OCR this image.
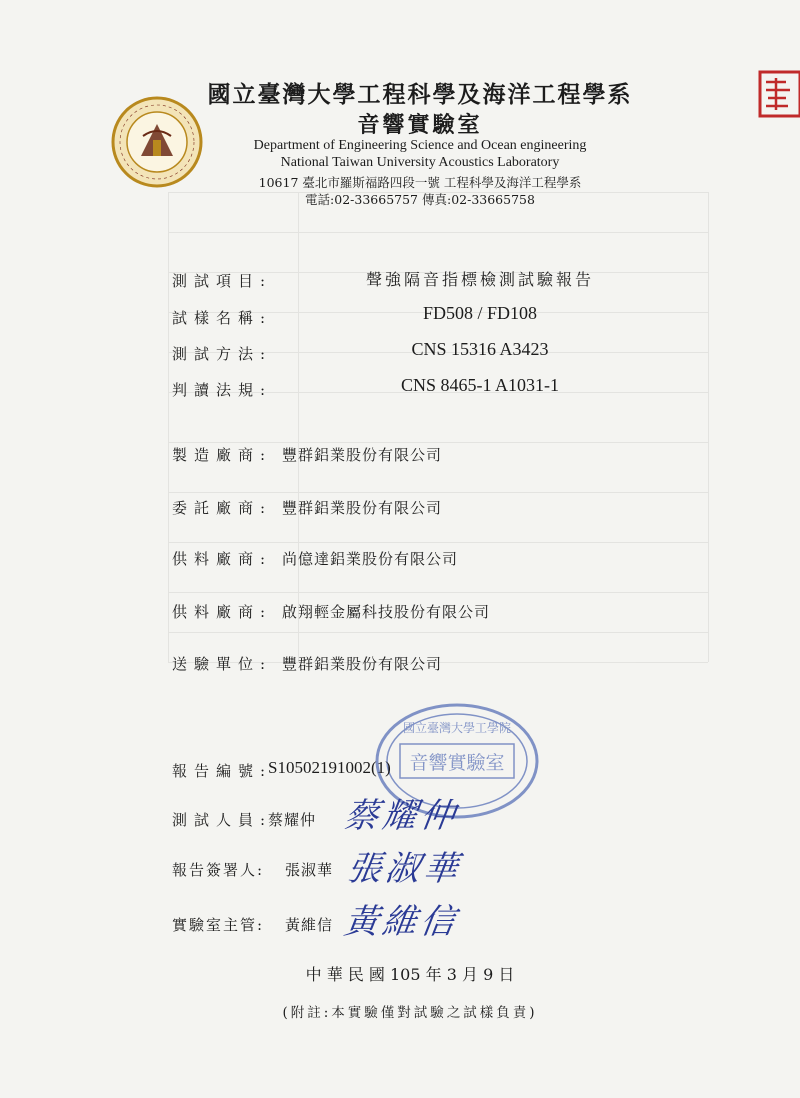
國立臺灣大學工程科學及海洋工程學系
音響實驗室
Department of Engineering Science and Ocean engineering
National Taiwan University Acoustics Laboratory
10617 臺北市羅斯福路四段一號 工程科學及海洋工程學系
電話:02-33665757 傳真:02-33665758
測試項目:	聲強隔音指標檢測試驗報告
試樣名稱:	FD508 / FD108
測試方法:	CNS 15316 A3423
判讀法規:	CNS 8465-1 A1031-1
製造廠商: 豐群鋁業股份有限公司
委託廠商: 豐群鋁業股份有限公司
供料廠商: 尚億達鋁業股份有限公司
供料廠商: 啟翔輕金屬科技股份有限公司
送驗單位: 豐群鋁業股份有限公司
音響實驗室
國立臺灣大學工學院
報告編號:
S10502191002(1)
測試人員:
蔡耀仲 蔡耀仲
報告簽署人: 張淑華 張淑華
實驗室主管: 黃維信 黃維信
中 華 民 國 105 年 3 月 9 日
(附註:本實驗僅對試驗之試樣負責)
══════
What is required: The word "豐群鋁業股份有限公司" may occur in lines of the records. Report how many such lines there are, giving only the number.

Right answer: 3